Collection entries
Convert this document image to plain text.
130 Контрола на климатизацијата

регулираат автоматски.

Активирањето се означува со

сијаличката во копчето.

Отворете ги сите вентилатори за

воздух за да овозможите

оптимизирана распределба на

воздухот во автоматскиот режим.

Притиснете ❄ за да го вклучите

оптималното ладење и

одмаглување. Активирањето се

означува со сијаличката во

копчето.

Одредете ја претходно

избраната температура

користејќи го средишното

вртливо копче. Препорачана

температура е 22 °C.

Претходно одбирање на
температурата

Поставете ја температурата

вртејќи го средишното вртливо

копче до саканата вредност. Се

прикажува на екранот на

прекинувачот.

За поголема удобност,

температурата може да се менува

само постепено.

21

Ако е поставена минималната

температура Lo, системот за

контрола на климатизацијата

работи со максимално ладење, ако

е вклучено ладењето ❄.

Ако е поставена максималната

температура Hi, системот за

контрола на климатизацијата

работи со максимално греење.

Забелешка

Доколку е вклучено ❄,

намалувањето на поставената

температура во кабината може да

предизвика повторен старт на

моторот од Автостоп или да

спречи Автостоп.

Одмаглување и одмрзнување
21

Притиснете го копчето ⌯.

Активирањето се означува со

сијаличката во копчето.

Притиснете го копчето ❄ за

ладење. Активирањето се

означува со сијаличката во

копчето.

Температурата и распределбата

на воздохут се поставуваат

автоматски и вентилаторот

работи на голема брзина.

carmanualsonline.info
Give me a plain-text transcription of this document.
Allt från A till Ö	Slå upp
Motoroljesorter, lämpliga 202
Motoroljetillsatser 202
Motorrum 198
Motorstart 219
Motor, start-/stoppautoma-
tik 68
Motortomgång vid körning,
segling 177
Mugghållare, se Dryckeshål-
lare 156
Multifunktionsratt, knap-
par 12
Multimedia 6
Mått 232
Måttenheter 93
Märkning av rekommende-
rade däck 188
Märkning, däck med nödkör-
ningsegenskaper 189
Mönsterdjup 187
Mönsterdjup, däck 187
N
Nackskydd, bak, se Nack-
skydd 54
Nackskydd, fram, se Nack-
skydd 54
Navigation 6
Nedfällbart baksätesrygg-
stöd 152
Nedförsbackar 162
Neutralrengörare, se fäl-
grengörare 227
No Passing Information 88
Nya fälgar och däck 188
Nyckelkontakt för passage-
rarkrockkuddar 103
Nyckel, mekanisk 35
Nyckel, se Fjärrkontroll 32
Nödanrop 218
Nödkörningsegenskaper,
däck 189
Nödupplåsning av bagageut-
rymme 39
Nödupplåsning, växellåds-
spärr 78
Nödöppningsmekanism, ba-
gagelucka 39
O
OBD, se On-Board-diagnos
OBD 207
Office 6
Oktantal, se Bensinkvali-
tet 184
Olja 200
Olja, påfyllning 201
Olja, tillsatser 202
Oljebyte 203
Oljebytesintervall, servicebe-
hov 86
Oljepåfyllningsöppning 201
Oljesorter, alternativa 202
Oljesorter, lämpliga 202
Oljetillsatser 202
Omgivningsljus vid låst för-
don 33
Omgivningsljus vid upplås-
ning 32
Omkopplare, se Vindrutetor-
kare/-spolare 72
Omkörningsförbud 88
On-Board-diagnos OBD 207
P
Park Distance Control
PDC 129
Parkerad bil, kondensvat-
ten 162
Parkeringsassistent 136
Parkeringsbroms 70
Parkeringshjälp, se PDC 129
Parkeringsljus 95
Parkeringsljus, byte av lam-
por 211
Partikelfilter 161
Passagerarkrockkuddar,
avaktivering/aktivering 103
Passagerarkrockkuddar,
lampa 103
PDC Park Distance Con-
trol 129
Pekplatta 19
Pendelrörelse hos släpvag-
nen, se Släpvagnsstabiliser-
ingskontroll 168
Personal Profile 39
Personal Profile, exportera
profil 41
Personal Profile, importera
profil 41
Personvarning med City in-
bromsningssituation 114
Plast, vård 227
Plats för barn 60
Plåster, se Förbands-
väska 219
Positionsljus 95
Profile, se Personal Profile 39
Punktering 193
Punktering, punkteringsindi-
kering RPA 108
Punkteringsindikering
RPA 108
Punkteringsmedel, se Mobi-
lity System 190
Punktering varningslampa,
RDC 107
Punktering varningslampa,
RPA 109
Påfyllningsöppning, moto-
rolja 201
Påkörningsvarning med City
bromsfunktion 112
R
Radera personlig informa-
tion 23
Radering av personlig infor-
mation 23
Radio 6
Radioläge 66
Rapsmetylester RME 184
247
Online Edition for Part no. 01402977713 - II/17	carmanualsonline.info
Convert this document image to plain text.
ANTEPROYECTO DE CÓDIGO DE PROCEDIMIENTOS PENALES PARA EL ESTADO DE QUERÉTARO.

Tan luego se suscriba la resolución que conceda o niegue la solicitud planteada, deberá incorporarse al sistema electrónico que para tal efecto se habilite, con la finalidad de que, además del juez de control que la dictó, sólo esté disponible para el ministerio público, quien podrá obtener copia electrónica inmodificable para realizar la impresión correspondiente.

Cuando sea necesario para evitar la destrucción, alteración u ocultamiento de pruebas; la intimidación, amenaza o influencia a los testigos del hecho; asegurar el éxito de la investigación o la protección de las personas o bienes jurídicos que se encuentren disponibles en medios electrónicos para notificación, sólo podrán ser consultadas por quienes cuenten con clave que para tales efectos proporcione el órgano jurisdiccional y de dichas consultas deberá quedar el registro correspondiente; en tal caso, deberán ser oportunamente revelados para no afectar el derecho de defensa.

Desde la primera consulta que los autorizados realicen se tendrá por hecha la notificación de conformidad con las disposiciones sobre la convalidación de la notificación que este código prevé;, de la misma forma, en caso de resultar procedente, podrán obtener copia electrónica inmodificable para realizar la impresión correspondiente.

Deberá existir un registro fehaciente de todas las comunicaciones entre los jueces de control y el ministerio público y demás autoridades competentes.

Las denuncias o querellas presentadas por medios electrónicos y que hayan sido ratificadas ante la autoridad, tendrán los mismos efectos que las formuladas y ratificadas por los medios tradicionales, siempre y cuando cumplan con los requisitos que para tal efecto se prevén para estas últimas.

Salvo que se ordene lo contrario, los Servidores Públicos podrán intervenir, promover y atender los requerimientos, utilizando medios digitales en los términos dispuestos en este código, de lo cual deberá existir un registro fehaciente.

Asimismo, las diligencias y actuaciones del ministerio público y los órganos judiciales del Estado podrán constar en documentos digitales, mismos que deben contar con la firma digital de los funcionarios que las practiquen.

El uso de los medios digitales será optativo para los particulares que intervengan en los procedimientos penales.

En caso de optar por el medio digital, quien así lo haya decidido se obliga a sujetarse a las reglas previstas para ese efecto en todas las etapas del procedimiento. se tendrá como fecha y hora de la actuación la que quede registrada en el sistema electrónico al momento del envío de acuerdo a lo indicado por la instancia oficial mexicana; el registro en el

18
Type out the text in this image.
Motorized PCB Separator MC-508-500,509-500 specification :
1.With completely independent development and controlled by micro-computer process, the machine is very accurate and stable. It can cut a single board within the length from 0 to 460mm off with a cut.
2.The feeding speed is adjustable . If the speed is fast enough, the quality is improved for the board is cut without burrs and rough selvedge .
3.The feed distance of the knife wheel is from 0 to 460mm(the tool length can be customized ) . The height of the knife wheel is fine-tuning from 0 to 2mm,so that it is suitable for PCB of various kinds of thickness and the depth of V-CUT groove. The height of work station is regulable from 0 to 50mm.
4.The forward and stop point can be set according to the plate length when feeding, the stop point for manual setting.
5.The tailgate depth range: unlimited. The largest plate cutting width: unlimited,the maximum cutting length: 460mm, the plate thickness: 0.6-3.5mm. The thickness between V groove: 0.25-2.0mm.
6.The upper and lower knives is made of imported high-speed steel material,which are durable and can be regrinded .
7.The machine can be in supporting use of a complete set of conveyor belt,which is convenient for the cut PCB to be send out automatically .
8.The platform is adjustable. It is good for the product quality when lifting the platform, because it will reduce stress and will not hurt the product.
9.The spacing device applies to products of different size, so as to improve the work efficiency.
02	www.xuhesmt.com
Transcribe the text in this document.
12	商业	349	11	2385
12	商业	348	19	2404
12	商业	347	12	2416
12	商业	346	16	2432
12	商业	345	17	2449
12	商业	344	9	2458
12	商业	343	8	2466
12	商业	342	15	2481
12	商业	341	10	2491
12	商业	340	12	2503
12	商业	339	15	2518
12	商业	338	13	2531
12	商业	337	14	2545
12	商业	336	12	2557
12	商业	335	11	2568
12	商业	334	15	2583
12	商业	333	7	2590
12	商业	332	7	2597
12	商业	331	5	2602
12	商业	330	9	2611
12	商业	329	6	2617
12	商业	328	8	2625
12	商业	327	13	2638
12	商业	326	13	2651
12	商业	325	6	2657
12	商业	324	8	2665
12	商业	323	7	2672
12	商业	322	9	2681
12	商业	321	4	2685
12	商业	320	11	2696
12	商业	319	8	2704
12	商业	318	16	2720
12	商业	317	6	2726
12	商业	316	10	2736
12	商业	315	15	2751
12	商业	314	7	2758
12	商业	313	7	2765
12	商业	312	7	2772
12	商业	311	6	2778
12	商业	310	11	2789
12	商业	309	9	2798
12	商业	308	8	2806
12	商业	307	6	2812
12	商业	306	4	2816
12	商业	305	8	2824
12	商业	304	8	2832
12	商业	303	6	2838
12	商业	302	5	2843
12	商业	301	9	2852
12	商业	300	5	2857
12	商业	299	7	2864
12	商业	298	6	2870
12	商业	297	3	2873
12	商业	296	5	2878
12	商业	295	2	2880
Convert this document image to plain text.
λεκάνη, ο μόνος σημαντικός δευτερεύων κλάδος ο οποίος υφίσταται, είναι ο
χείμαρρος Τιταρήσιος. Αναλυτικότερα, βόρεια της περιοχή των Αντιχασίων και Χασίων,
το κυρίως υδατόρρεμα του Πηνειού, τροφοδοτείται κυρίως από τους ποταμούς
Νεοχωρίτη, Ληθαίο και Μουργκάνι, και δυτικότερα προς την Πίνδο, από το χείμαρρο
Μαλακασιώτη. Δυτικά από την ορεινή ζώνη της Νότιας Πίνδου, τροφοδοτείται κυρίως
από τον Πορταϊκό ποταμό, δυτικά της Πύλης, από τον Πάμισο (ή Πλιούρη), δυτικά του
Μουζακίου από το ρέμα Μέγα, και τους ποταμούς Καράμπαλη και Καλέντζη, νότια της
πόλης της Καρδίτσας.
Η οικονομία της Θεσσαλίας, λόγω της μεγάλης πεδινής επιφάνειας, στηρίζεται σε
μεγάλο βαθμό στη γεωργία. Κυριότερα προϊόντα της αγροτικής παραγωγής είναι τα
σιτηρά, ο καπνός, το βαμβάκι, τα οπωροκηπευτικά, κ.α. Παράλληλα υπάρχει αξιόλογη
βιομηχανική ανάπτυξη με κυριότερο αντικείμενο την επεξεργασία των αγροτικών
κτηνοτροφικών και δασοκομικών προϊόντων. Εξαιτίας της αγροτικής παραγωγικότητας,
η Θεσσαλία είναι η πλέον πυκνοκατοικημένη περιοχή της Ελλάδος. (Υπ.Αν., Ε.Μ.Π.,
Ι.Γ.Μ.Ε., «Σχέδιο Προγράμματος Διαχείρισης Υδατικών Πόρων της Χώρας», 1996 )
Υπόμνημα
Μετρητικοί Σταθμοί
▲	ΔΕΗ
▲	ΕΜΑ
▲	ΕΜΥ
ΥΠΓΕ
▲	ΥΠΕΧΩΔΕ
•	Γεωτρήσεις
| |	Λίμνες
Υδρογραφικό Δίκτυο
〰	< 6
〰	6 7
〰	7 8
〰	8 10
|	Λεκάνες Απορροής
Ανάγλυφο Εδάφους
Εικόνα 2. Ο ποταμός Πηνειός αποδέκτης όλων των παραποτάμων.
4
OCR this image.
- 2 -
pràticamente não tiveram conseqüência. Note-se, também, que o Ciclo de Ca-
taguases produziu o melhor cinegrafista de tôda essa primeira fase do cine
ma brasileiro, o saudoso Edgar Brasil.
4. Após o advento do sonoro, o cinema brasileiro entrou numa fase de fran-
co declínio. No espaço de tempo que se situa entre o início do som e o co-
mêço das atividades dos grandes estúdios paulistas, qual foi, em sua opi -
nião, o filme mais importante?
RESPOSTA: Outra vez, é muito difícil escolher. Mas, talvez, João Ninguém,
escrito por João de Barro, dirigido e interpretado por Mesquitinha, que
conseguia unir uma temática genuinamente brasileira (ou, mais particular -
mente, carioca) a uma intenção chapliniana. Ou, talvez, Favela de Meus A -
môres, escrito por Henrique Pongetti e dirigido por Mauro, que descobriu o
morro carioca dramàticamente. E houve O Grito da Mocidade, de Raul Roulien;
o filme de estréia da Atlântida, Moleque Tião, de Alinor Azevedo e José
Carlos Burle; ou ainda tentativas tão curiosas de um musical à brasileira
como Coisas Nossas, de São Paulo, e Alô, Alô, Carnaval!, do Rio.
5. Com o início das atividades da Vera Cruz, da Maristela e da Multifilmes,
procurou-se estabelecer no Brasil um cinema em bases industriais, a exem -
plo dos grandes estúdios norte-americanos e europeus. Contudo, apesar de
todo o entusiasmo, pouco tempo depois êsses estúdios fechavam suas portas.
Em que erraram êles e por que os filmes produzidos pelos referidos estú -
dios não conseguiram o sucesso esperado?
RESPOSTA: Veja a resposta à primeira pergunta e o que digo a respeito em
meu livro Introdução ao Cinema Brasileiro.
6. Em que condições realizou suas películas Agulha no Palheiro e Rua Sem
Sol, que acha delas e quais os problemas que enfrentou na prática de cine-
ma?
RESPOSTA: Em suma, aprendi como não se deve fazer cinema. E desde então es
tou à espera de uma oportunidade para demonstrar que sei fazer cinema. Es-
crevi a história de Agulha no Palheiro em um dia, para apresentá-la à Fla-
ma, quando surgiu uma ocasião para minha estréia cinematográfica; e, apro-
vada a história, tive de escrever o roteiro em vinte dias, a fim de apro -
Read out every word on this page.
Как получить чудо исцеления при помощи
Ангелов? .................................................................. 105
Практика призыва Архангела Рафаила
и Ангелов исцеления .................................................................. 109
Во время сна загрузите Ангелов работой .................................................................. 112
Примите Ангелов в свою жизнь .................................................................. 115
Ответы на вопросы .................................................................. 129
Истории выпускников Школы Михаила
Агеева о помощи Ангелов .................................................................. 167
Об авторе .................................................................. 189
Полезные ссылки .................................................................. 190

▸ Instructions for the task
State the count of lines in the data holding the word "τους", adding nothing to it.

▸ Problem solution
2